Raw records
-- BEGIN --

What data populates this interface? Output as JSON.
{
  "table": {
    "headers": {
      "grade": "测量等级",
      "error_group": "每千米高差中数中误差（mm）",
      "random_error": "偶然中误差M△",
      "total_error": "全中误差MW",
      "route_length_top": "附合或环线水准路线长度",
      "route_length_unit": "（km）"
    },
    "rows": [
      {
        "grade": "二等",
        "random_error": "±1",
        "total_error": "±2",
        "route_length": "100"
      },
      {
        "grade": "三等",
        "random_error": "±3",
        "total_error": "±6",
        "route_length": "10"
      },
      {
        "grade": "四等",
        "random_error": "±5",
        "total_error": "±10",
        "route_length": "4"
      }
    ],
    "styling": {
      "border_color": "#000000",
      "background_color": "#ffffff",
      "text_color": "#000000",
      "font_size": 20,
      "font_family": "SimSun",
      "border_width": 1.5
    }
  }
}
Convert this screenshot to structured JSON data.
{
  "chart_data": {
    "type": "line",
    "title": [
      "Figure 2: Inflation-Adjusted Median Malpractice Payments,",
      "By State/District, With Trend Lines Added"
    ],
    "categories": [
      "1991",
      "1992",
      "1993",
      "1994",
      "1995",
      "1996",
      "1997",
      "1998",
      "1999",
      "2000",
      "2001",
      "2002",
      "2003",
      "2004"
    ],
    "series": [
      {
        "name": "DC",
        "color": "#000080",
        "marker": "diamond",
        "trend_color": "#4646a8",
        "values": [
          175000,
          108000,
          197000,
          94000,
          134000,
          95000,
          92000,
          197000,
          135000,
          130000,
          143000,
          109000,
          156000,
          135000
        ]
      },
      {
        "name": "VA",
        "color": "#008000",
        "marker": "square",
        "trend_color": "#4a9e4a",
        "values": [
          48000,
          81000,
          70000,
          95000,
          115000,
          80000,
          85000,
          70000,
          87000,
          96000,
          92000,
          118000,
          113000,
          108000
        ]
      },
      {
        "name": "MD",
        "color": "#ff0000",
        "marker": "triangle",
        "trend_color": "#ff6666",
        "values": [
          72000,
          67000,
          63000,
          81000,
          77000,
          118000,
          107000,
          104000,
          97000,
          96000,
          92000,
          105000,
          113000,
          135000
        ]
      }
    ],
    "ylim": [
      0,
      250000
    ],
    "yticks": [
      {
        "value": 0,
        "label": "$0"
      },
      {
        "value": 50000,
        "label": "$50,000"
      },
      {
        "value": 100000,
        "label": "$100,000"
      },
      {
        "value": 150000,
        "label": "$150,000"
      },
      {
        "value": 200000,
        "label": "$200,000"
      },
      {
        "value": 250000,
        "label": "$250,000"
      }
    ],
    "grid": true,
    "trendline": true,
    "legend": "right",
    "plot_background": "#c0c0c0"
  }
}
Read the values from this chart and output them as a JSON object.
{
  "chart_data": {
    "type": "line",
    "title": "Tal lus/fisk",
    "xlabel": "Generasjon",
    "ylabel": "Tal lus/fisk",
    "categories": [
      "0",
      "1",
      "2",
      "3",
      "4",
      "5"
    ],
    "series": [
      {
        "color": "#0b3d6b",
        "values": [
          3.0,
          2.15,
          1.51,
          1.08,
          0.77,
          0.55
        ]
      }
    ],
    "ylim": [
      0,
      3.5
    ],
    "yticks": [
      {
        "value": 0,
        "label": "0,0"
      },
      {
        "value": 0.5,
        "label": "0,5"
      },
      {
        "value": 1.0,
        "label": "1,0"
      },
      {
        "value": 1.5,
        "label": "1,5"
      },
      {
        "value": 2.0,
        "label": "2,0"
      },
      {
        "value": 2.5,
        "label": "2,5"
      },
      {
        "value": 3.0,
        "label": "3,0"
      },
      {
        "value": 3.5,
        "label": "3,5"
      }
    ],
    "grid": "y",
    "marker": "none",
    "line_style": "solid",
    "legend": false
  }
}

-- END --

Pick out each line containing the string "grade" and copy it.

      "grade": "测量等级",
        "grade": "二等",
        "grade": "三等",
        "grade": "四等",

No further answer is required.